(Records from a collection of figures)
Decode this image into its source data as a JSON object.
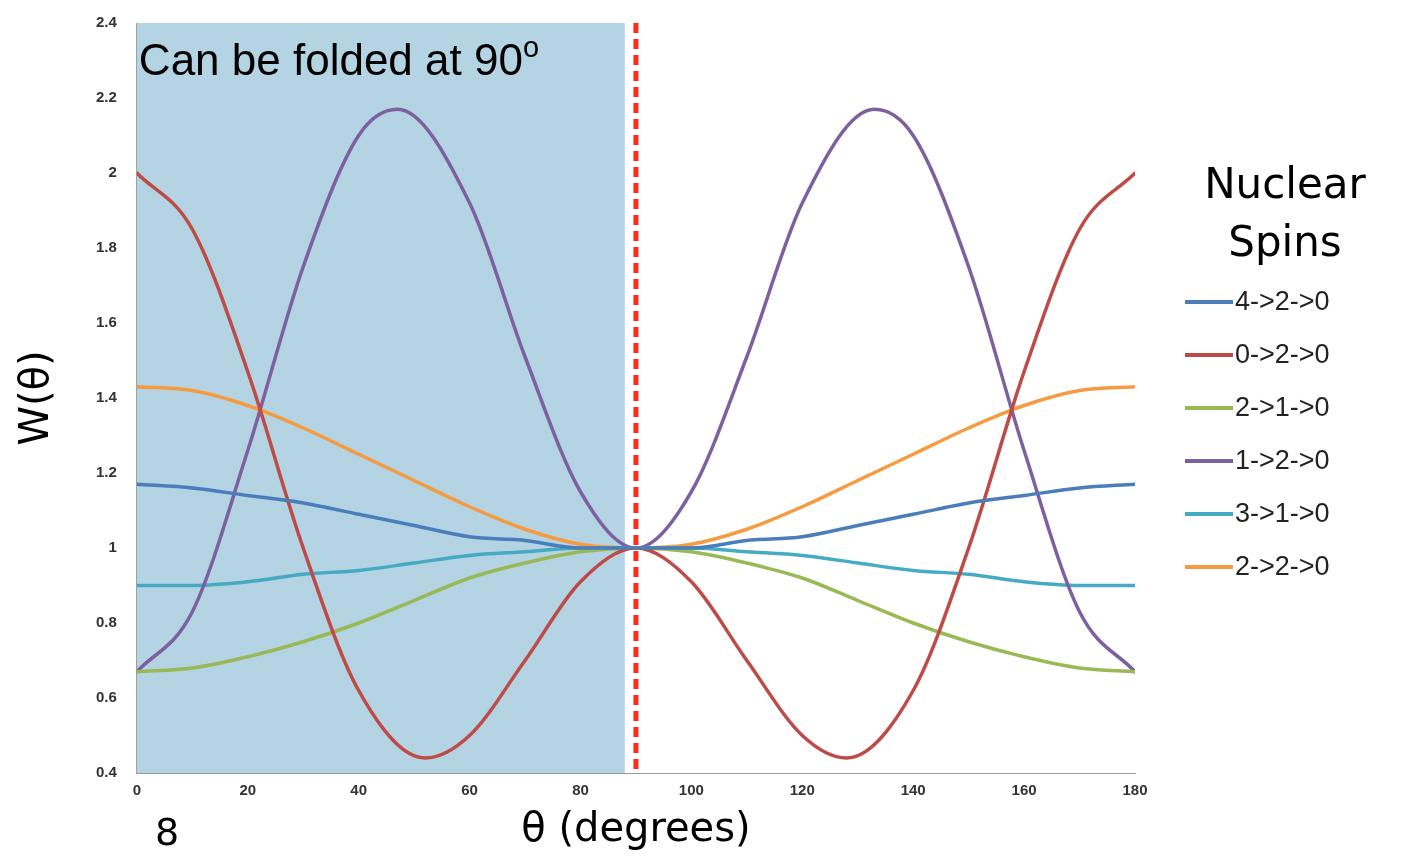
{
  "chart_data": {
    "type": "line",
    "xlabel": "θ (degrees)",
    "ylabel": "W(θ)",
    "legend_title": "Nuclear Spins",
    "legend": "right",
    "grid": false,
    "marker": "none",
    "line_style": "solid",
    "x": [
      0,
      10,
      20,
      30,
      40,
      50,
      60,
      70,
      80,
      90,
      100,
      110,
      120,
      130,
      140,
      150,
      160,
      170,
      180
    ],
    "xlim": [
      0,
      180
    ],
    "xticks": [
      0,
      20,
      40,
      60,
      80,
      100,
      120,
      140,
      160,
      180
    ],
    "ylim": [
      0.4,
      2.4
    ],
    "yticks": [
      0.4,
      0.6,
      0.8,
      1,
      1.2,
      1.4,
      1.6,
      1.8,
      2,
      2.2,
      2.4
    ],
    "series": [
      {
        "name": "4->2->0",
        "color": "#4a7ebb",
        "values": [
          1.17,
          1.16,
          1.14,
          1.12,
          1.09,
          1.06,
          1.03,
          1.02,
          1.0,
          1.0,
          1.0,
          1.02,
          1.03,
          1.06,
          1.09,
          1.12,
          1.14,
          1.16,
          1.17
        ]
      },
      {
        "name": "0->2->0",
        "color": "#be4b48",
        "x": [
          0,
          10,
          20,
          30,
          40,
          52,
          60,
          70,
          80,
          90,
          100,
          110,
          120,
          128,
          140,
          150,
          160,
          170,
          180
        ],
        "values": [
          2.0,
          1.85,
          1.47,
          1.0,
          0.62,
          0.44,
          0.5,
          0.7,
          0.91,
          1.0,
          0.91,
          0.7,
          0.5,
          0.44,
          0.62,
          1.0,
          1.47,
          1.85,
          2.0
        ]
      },
      {
        "name": "2->1->0",
        "color": "#98b954",
        "values": [
          0.67,
          0.68,
          0.71,
          0.75,
          0.8,
          0.86,
          0.92,
          0.96,
          0.99,
          1.0,
          0.99,
          0.96,
          0.92,
          0.86,
          0.8,
          0.75,
          0.71,
          0.68,
          0.67
        ]
      },
      {
        "name": "1->2->0",
        "color": "#7d60a0",
        "x": [
          0,
          10,
          20,
          30,
          40,
          47,
          60,
          70,
          80,
          90,
          100,
          110,
          120,
          133,
          140,
          150,
          160,
          170,
          180
        ],
        "values": [
          0.67,
          0.83,
          1.26,
          1.75,
          2.1,
          2.17,
          1.92,
          1.51,
          1.15,
          1.0,
          1.15,
          1.51,
          1.92,
          2.17,
          2.1,
          1.75,
          1.26,
          0.83,
          0.67
        ]
      },
      {
        "name": "3->1->0",
        "color": "#46aac5",
        "values": [
          0.9,
          0.9,
          0.91,
          0.93,
          0.94,
          0.96,
          0.98,
          0.99,
          1.0,
          1.0,
          1.0,
          0.99,
          0.98,
          0.96,
          0.94,
          0.93,
          0.91,
          0.9,
          0.9
        ]
      },
      {
        "name": "2->2->0",
        "color": "#f69b3f",
        "values": [
          1.43,
          1.42,
          1.38,
          1.32,
          1.25,
          1.18,
          1.11,
          1.05,
          1.01,
          1.0,
          1.01,
          1.05,
          1.11,
          1.18,
          1.25,
          1.32,
          1.38,
          1.42,
          1.43
        ]
      }
    ],
    "bands": [
      {
        "axis": "x",
        "from": 0,
        "to": 88,
        "color": "#b4d3e3",
        "label": "Can be folded at 90$^{o}$"
      }
    ],
    "ref_lines": [
      {
        "axis": "x",
        "value": 90,
        "color": "#ff2a1a",
        "line_style": "dashed"
      }
    ],
    "annotations": [
      "8"
    ]
  }
}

Requirements.
Images must not appear in the copy; reproduce everything else in the records verbatim.

Written response.
Decode this image into its source data as a JSON object.
{
  "chart_data": {
    "type": "line",
    "xlabel": "θ (degrees)",
    "ylabel": "W(θ)",
    "legend_title": "Nuclear Spins",
    "legend": "right",
    "grid": false,
    "marker": "none",
    "line_style": "solid",
    "x": [
      0,
      10,
      20,
      30,
      40,
      50,
      60,
      70,
      80,
      90,
      100,
      110,
      120,
      130,
      140,
      150,
      160,
      170,
      180
    ],
    "xlim": [
      0,
      180
    ],
    "xticks": [
      0,
      20,
      40,
      60,
      80,
      100,
      120,
      140,
      160,
      180
    ],
    "ylim": [
      0.4,
      2.4
    ],
    "yticks": [
      0.4,
      0.6,
      0.8,
      1,
      1.2,
      1.4,
      1.6,
      1.8,
      2,
      2.2,
      2.4
    ],
    "series": [
      {
        "name": "4->2->0",
        "color": "#4a7ebb",
        "values": [
          1.17,
          1.16,
          1.14,
          1.12,
          1.09,
          1.06,
          1.03,
          1.02,
          1.0,
          1.0,
          1.0,
          1.02,
          1.03,
          1.06,
          1.09,
          1.12,
          1.14,
          1.16,
          1.17
        ]
      },
      {
        "name": "0->2->0",
        "color": "#be4b48",
        "x": [
          0,
          10,
          20,
          30,
          40,
          52,
          60,
          70,
          80,
          90,
          100,
          110,
          120,
          128,
          140,
          150,
          160,
          170,
          180
        ],
        "values": [
          2.0,
          1.85,
          1.47,
          1.0,
          0.62,
          0.44,
          0.5,
          0.7,
          0.91,
          1.0,
          0.91,
          0.7,
          0.5,
          0.44,
          0.62,
          1.0,
          1.47,
          1.85,
          2.0
        ]
      },
      {
        "name": "2->1->0",
        "color": "#98b954",
        "values": [
          0.67,
          0.68,
          0.71,
          0.75,
          0.8,
          0.86,
          0.92,
          0.96,
          0.99,
          1.0,
          0.99,
          0.96,
          0.92,
          0.86,
          0.8,
          0.75,
          0.71,
          0.68,
          0.67
        ]
      },
      {
        "name": "1->2->0",
        "color": "#7d60a0",
        "x": [
          0,
          10,
          20,
          30,
          40,
          47,
          60,
          70,
          80,
          90,
          100,
          110,
          120,
          133,
          140,
          150,
          160,
          170,
          180
        ],
        "values": [
          0.67,
          0.83,
          1.26,
          1.75,
          2.1,
          2.17,
          1.92,
          1.51,
          1.15,
          1.0,
          1.15,
          1.51,
          1.92,
          2.17,
          2.1,
          1.75,
          1.26,
          0.83,
          0.67
        ]
      },
      {
        "name": "3->1->0",
        "color": "#46aac5",
        "values": [
          0.9,
          0.9,
          0.91,
          0.93,
          0.94,
          0.96,
          0.98,
          0.99,
          1.0,
          1.0,
          1.0,
          0.99,
          0.98,
          0.96,
          0.94,
          0.93,
          0.91,
          0.9,
          0.9
        ]
      },
      {
        "name": "2->2->0",
        "color": "#f69b3f",
        "values": [
          1.43,
          1.42,
          1.38,
          1.32,
          1.25,
          1.18,
          1.11,
          1.05,
          1.01,
          1.0,
          1.01,
          1.05,
          1.11,
          1.18,
          1.25,
          1.32,
          1.38,
          1.42,
          1.43
        ]
      }
    ],
    "bands": [
      {
        "axis": "x",
        "from": 0,
        "to": 88,
        "color": "#b4d3e3",
        "label": "Can be folded at 90$^{o}$"
      }
    ],
    "ref_lines": [
      {
        "axis": "x",
        "value": 90,
        "color": "#ff2a1a",
        "line_style": "dashed"
      }
    ],
    "annotations": [
      "8"
    ]
  }
}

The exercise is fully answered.